Work to do: Leave out the pictures and repeat every record exactly.

Entries shown:
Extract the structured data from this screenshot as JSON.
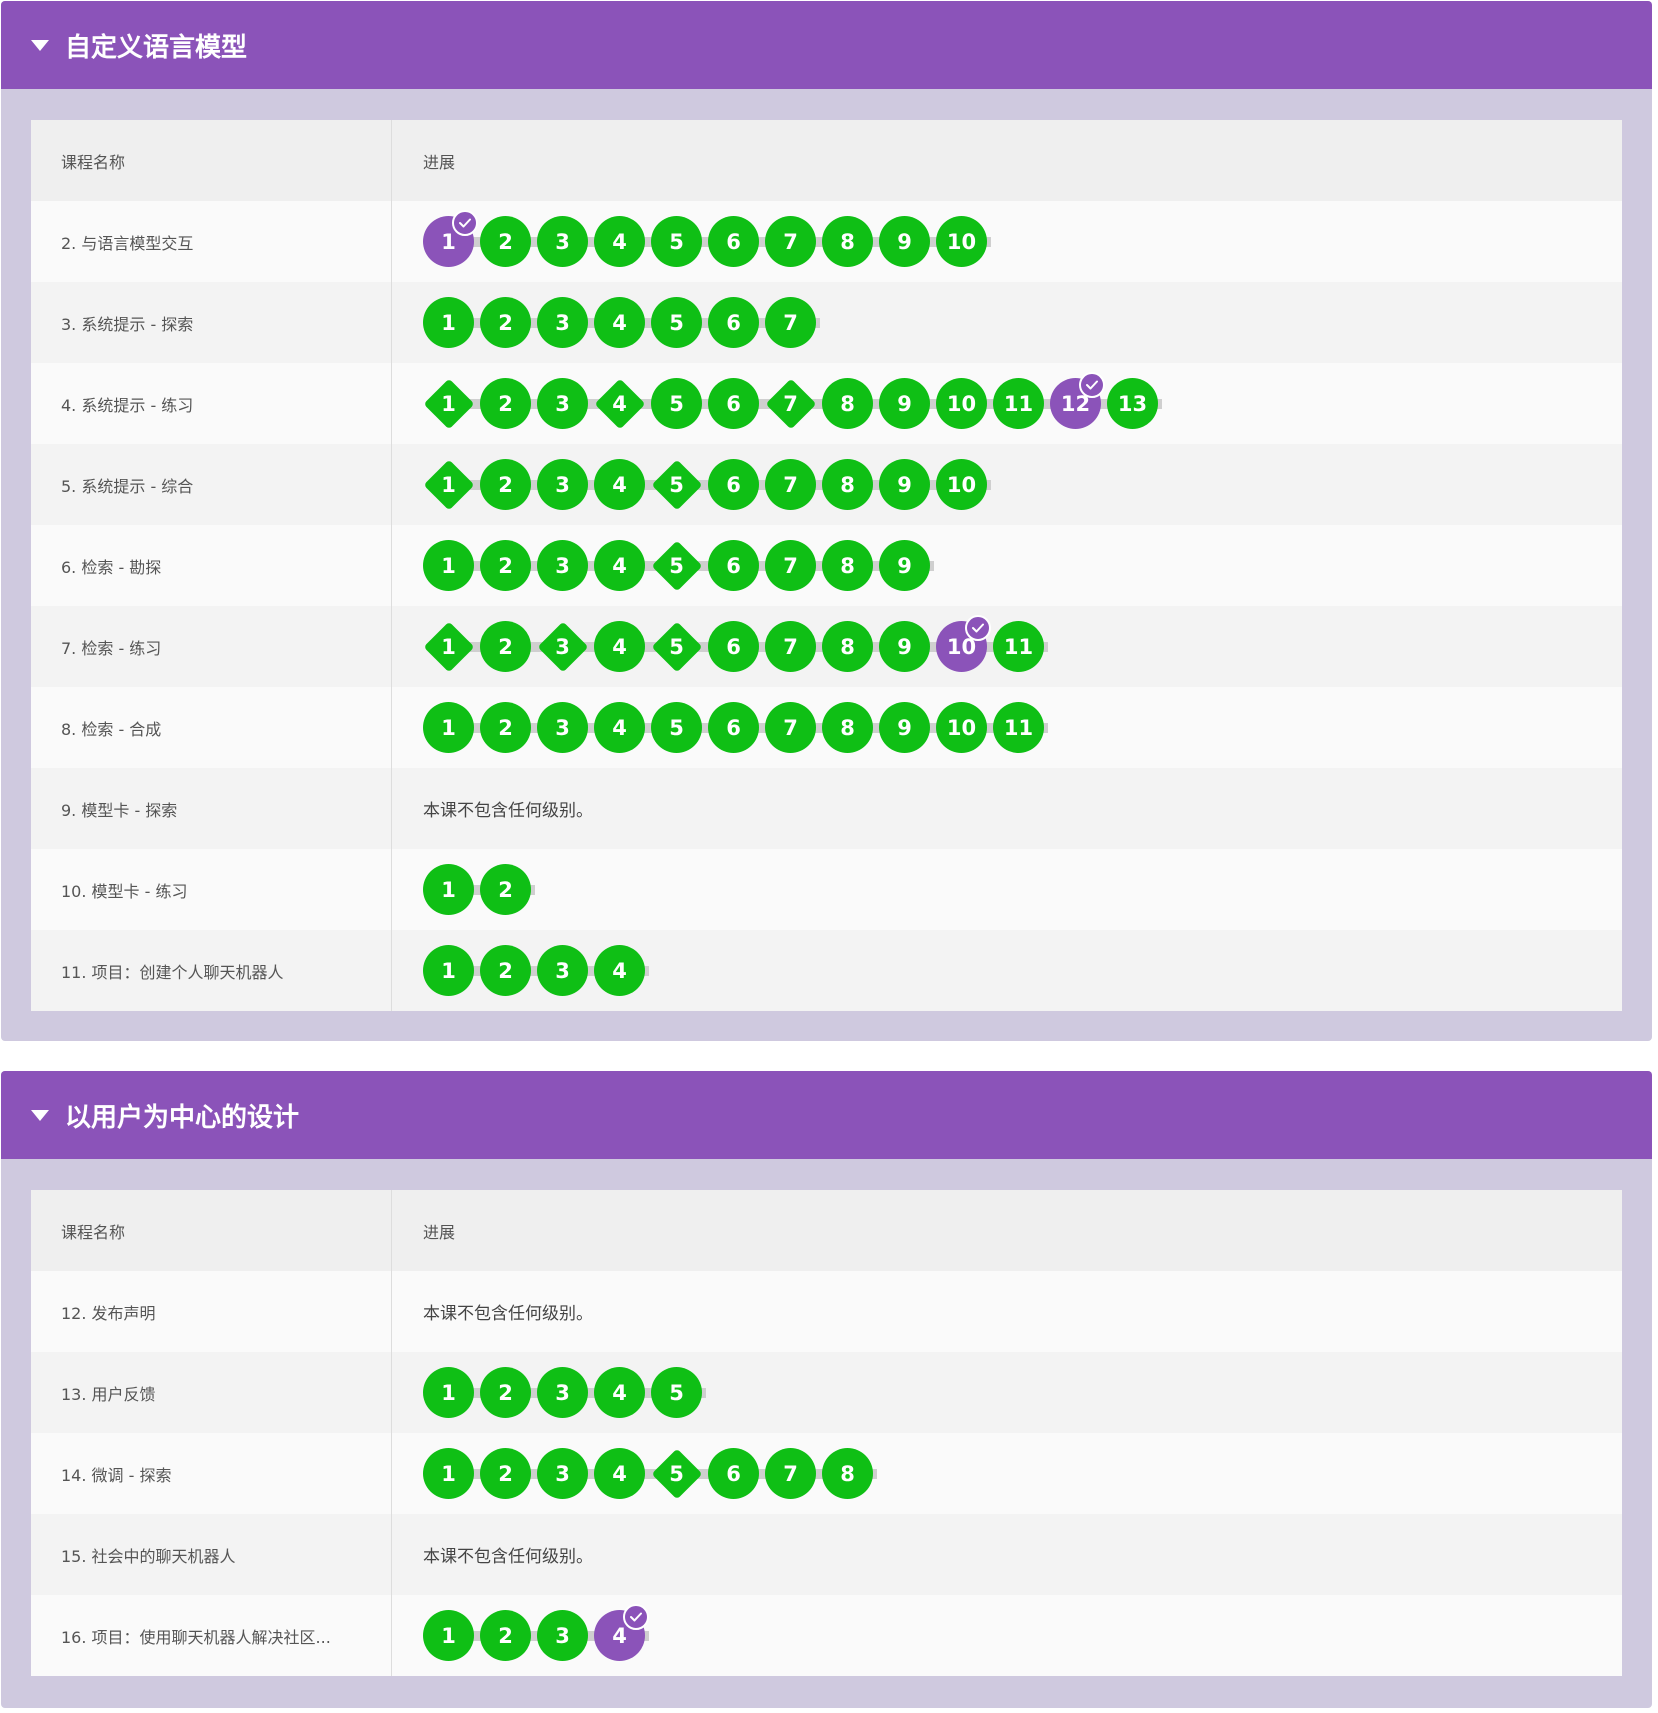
{
  "units": [
    {
      "title": "自定义语言模型",
      "header_name": "课程名称",
      "header_progress": "进展",
      "lessons": [
        {
          "name": "2. 与语言模型交互",
          "levels": [
            {
              "n": "1",
              "shape": "circle",
              "current": true
            },
            {
              "n": "2",
              "shape": "circle"
            },
            {
              "n": "3",
              "shape": "circle"
            },
            {
              "n": "4",
              "shape": "circle"
            },
            {
              "n": "5",
              "shape": "circle"
            },
            {
              "n": "6",
              "shape": "circle"
            },
            {
              "n": "7",
              "shape": "circle"
            },
            {
              "n": "8",
              "shape": "circle"
            },
            {
              "n": "9",
              "shape": "circle"
            },
            {
              "n": "10",
              "shape": "circle"
            }
          ]
        },
        {
          "name": "3. 系统提示 - 探索",
          "levels": [
            {
              "n": "1",
              "shape": "circle"
            },
            {
              "n": "2",
              "shape": "circle"
            },
            {
              "n": "3",
              "shape": "circle"
            },
            {
              "n": "4",
              "shape": "circle"
            },
            {
              "n": "5",
              "shape": "circle"
            },
            {
              "n": "6",
              "shape": "circle"
            },
            {
              "n": "7",
              "shape": "circle"
            }
          ]
        },
        {
          "name": "4. 系统提示 - 练习",
          "levels": [
            {
              "n": "1",
              "shape": "diamond"
            },
            {
              "n": "2",
              "shape": "circle"
            },
            {
              "n": "3",
              "shape": "circle"
            },
            {
              "n": "4",
              "shape": "diamond"
            },
            {
              "n": "5",
              "shape": "circle"
            },
            {
              "n": "6",
              "shape": "circle"
            },
            {
              "n": "7",
              "shape": "diamond"
            },
            {
              "n": "8",
              "shape": "circle"
            },
            {
              "n": "9",
              "shape": "circle"
            },
            {
              "n": "10",
              "shape": "circle"
            },
            {
              "n": "11",
              "shape": "circle"
            },
            {
              "n": "12",
              "shape": "circle",
              "current": true
            },
            {
              "n": "13",
              "shape": "circle"
            }
          ]
        },
        {
          "name": "5. 系统提示 - 综合",
          "levels": [
            {
              "n": "1",
              "shape": "diamond"
            },
            {
              "n": "2",
              "shape": "circle"
            },
            {
              "n": "3",
              "shape": "circle"
            },
            {
              "n": "4",
              "shape": "circle"
            },
            {
              "n": "5",
              "shape": "diamond"
            },
            {
              "n": "6",
              "shape": "circle"
            },
            {
              "n": "7",
              "shape": "circle"
            },
            {
              "n": "8",
              "shape": "circle"
            },
            {
              "n": "9",
              "shape": "circle"
            },
            {
              "n": "10",
              "shape": "circle"
            }
          ]
        },
        {
          "name": "6. 检索 - 勘探",
          "levels": [
            {
              "n": "1",
              "shape": "circle"
            },
            {
              "n": "2",
              "shape": "circle"
            },
            {
              "n": "3",
              "shape": "circle"
            },
            {
              "n": "4",
              "shape": "circle"
            },
            {
              "n": "5",
              "shape": "diamond"
            },
            {
              "n": "6",
              "shape": "circle"
            },
            {
              "n": "7",
              "shape": "circle"
            },
            {
              "n": "8",
              "shape": "circle"
            },
            {
              "n": "9",
              "shape": "circle"
            }
          ]
        },
        {
          "name": "7. 检索 - 练习",
          "levels": [
            {
              "n": "1",
              "shape": "diamond"
            },
            {
              "n": "2",
              "shape": "circle"
            },
            {
              "n": "3",
              "shape": "diamond"
            },
            {
              "n": "4",
              "shape": "circle"
            },
            {
              "n": "5",
              "shape": "diamond"
            },
            {
              "n": "6",
              "shape": "circle"
            },
            {
              "n": "7",
              "shape": "circle"
            },
            {
              "n": "8",
              "shape": "circle"
            },
            {
              "n": "9",
              "shape": "circle"
            },
            {
              "n": "10",
              "shape": "circle",
              "current": true
            },
            {
              "n": "11",
              "shape": "circle"
            }
          ]
        },
        {
          "name": "8. 检索 - 合成",
          "levels": [
            {
              "n": "1",
              "shape": "circle"
            },
            {
              "n": "2",
              "shape": "circle"
            },
            {
              "n": "3",
              "shape": "circle"
            },
            {
              "n": "4",
              "shape": "circle"
            },
            {
              "n": "5",
              "shape": "circle"
            },
            {
              "n": "6",
              "shape": "circle"
            },
            {
              "n": "7",
              "shape": "circle"
            },
            {
              "n": "8",
              "shape": "circle"
            },
            {
              "n": "9",
              "shape": "circle"
            },
            {
              "n": "10",
              "shape": "circle"
            },
            {
              "n": "11",
              "shape": "circle"
            }
          ]
        },
        {
          "name": "9. 模型卡 - 探索",
          "empty_text": "本课不包含任何级别。",
          "levels": []
        },
        {
          "name": "10. 模型卡 - 练习",
          "levels": [
            {
              "n": "1",
              "shape": "circle"
            },
            {
              "n": "2",
              "shape": "circle"
            }
          ]
        },
        {
          "name": "11. 项目：创建个人聊天机器人",
          "levels": [
            {
              "n": "1",
              "shape": "circle"
            },
            {
              "n": "2",
              "shape": "circle"
            },
            {
              "n": "3",
              "shape": "circle"
            },
            {
              "n": "4",
              "shape": "circle"
            }
          ]
        }
      ]
    },
    {
      "title": "以用户为中心的设计",
      "header_name": "课程名称",
      "header_progress": "进展",
      "lessons": [
        {
          "name": "12. 发布声明",
          "empty_text": "本课不包含任何级别。",
          "levels": []
        },
        {
          "name": "13. 用户反馈",
          "levels": [
            {
              "n": "1",
              "shape": "circle"
            },
            {
              "n": "2",
              "shape": "circle"
            },
            {
              "n": "3",
              "shape": "circle"
            },
            {
              "n": "4",
              "shape": "circle"
            },
            {
              "n": "5",
              "shape": "circle"
            }
          ]
        },
        {
          "name": "14. 微调 - 探索",
          "levels": [
            {
              "n": "1",
              "shape": "circle"
            },
            {
              "n": "2",
              "shape": "circle"
            },
            {
              "n": "3",
              "shape": "circle"
            },
            {
              "n": "4",
              "shape": "circle"
            },
            {
              "n": "5",
              "shape": "diamond"
            },
            {
              "n": "6",
              "shape": "circle"
            },
            {
              "n": "7",
              "shape": "circle"
            },
            {
              "n": "8",
              "shape": "circle"
            }
          ]
        },
        {
          "name": "15. 社会中的聊天机器人",
          "empty_text": "本课不包含任何级别。",
          "levels": []
        },
        {
          "name": "16. 项目：使用聊天机器人解决社区...",
          "levels": [
            {
              "n": "1",
              "shape": "circle"
            },
            {
              "n": "2",
              "shape": "circle"
            },
            {
              "n": "3",
              "shape": "circle"
            },
            {
              "n": "4",
              "shape": "circle",
              "current": true
            }
          ]
        }
      ]
    }
  ],
  "colors": {
    "accent_purple": "#8b53b9",
    "level_green": "#0fbf15",
    "unit_background": "#cfc9df"
  },
  "icons": {
    "collapse": "caret-down-icon",
    "current_marker": "check-icon"
  }
}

Correct output:
Extract the structured data from this screenshot as JSON.
{
  "units": [
    {
      "title": "自定义语言模型",
      "header_name": "课程名称",
      "header_progress": "进展",
      "lessons": [
        {
          "name": "2. 与语言模型交互",
          "levels": [
            {
              "n": "1",
              "shape": "circle",
              "current": true
            },
            {
              "n": "2",
              "shape": "circle"
            },
            {
              "n": "3",
              "shape": "circle"
            },
            {
              "n": "4",
              "shape": "circle"
            },
            {
              "n": "5",
              "shape": "circle"
            },
            {
              "n": "6",
              "shape": "circle"
            },
            {
              "n": "7",
              "shape": "circle"
            },
            {
              "n": "8",
              "shape": "circle"
            },
            {
              "n": "9",
              "shape": "circle"
            },
            {
              "n": "10",
              "shape": "circle"
            }
          ]
        },
        {
          "name": "3. 系统提示 - 探索",
          "levels": [
            {
              "n": "1",
              "shape": "circle"
            },
            {
              "n": "2",
              "shape": "circle"
            },
            {
              "n": "3",
              "shape": "circle"
            },
            {
              "n": "4",
              "shape": "circle"
            },
            {
              "n": "5",
              "shape": "circle"
            },
            {
              "n": "6",
              "shape": "circle"
            },
            {
              "n": "7",
              "shape": "circle"
            }
          ]
        },
        {
          "name": "4. 系统提示 - 练习",
          "levels": [
            {
              "n": "1",
              "shape": "diamond"
            },
            {
              "n": "2",
              "shape": "circle"
            },
            {
              "n": "3",
              "shape": "circle"
            },
            {
              "n": "4",
              "shape": "diamond"
            },
            {
              "n": "5",
              "shape": "circle"
            },
            {
              "n": "6",
              "shape": "circle"
            },
            {
              "n": "7",
              "shape": "diamond"
            },
            {
              "n": "8",
              "shape": "circle"
            },
            {
              "n": "9",
              "shape": "circle"
            },
            {
              "n": "10",
              "shape": "circle"
            },
            {
              "n": "11",
              "shape": "circle"
            },
            {
              "n": "12",
              "shape": "circle",
              "current": true
            },
            {
              "n": "13",
              "shape": "circle"
            }
          ]
        },
        {
          "name": "5. 系统提示 - 综合",
          "levels": [
            {
              "n": "1",
              "shape": "diamond"
            },
            {
              "n": "2",
              "shape": "circle"
            },
            {
              "n": "3",
              "shape": "circle"
            },
            {
              "n": "4",
              "shape": "circle"
            },
            {
              "n": "5",
              "shape": "diamond"
            },
            {
              "n": "6",
              "shape": "circle"
            },
            {
              "n": "7",
              "shape": "circle"
            },
            {
              "n": "8",
              "shape": "circle"
            },
            {
              "n": "9",
              "shape": "circle"
            },
            {
              "n": "10",
              "shape": "circle"
            }
          ]
        },
        {
          "name": "6. 检索 - 勘探",
          "levels": [
            {
              "n": "1",
              "shape": "circle"
            },
            {
              "n": "2",
              "shape": "circle"
            },
            {
              "n": "3",
              "shape": "circle"
            },
            {
              "n": "4",
              "shape": "circle"
            },
            {
              "n": "5",
              "shape": "diamond"
            },
            {
              "n": "6",
              "shape": "circle"
            },
            {
              "n": "7",
              "shape": "circle"
            },
            {
              "n": "8",
              "shape": "circle"
            },
            {
              "n": "9",
              "shape": "circle"
            }
          ]
        },
        {
          "name": "7. 检索 - 练习",
          "levels": [
            {
              "n": "1",
              "shape": "diamond"
            },
            {
              "n": "2",
              "shape": "circle"
            },
            {
              "n": "3",
              "shape": "diamond"
            },
            {
              "n": "4",
              "shape": "circle"
            },
            {
              "n": "5",
              "shape": "diamond"
            },
            {
              "n": "6",
              "shape": "circle"
            },
            {
              "n": "7",
              "shape": "circle"
            },
            {
              "n": "8",
              "shape": "circle"
            },
            {
              "n": "9",
              "shape": "circle"
            },
            {
              "n": "10",
              "shape": "circle",
              "current": true
            },
            {
              "n": "11",
              "shape": "circle"
            }
          ]
        },
        {
          "name": "8. 检索 - 合成",
          "levels": [
            {
              "n": "1",
              "shape": "circle"
            },
            {
              "n": "2",
              "shape": "circle"
            },
            {
              "n": "3",
              "shape": "circle"
            },
            {
              "n": "4",
              "shape": "circle"
            },
            {
              "n": "5",
              "shape": "circle"
            },
            {
              "n": "6",
              "shape": "circle"
            },
            {
              "n": "7",
              "shape": "circle"
            },
            {
              "n": "8",
              "shape": "circle"
            },
            {
              "n": "9",
              "shape": "circle"
            },
            {
              "n": "10",
              "shape": "circle"
            },
            {
              "n": "11",
              "shape": "circle"
            }
          ]
        },
        {
          "name": "9. 模型卡 - 探索",
          "empty_text": "本课不包含任何级别。",
          "levels": []
        },
        {
          "name": "10. 模型卡 - 练习",
          "levels": [
            {
              "n": "1",
              "shape": "circle"
            },
            {
              "n": "2",
              "shape": "circle"
            }
          ]
        },
        {
          "name": "11. 项目：创建个人聊天机器人",
          "levels": [
            {
              "n": "1",
              "shape": "circle"
            },
            {
              "n": "2",
              "shape": "circle"
            },
            {
              "n": "3",
              "shape": "circle"
            },
            {
              "n": "4",
              "shape": "circle"
            }
          ]
        }
      ]
    },
    {
      "title": "以用户为中心的设计",
      "header_name": "课程名称",
      "header_progress": "进展",
      "lessons": [
        {
          "name": "12. 发布声明",
          "empty_text": "本课不包含任何级别。",
          "levels": []
        },
        {
          "name": "13. 用户反馈",
          "levels": [
            {
              "n": "1",
              "shape": "circle"
            },
            {
              "n": "2",
              "shape": "circle"
            },
            {
              "n": "3",
              "shape": "circle"
            },
            {
              "n": "4",
              "shape": "circle"
            },
            {
              "n": "5",
              "shape": "circle"
            }
          ]
        },
        {
          "name": "14. 微调 - 探索",
          "levels": [
            {
              "n": "1",
              "shape": "circle"
            },
            {
              "n": "2",
              "shape": "circle"
            },
            {
              "n": "3",
              "shape": "circle"
            },
            {
              "n": "4",
              "shape": "circle"
            },
            {
              "n": "5",
              "shape": "diamond"
            },
            {
              "n": "6",
              "shape": "circle"
            },
            {
              "n": "7",
              "shape": "circle"
            },
            {
              "n": "8",
              "shape": "circle"
            }
          ]
        },
        {
          "name": "15. 社会中的聊天机器人",
          "empty_text": "本课不包含任何级别。",
          "levels": []
        },
        {
          "name": "16. 项目：使用聊天机器人解决社区...",
          "levels": [
            {
              "n": "1",
              "shape": "circle"
            },
            {
              "n": "2",
              "shape": "circle"
            },
            {
              "n": "3",
              "shape": "circle"
            },
            {
              "n": "4",
              "shape": "circle",
              "current": true
            }
          ]
        }
      ]
    }
  ],
  "colors": {
    "accent_purple": "#8b53b9",
    "level_green": "#0fbf15",
    "unit_background": "#cfc9df"
  },
  "icons": {
    "collapse": "caret-down-icon",
    "current_marker": "check-icon"
  }
}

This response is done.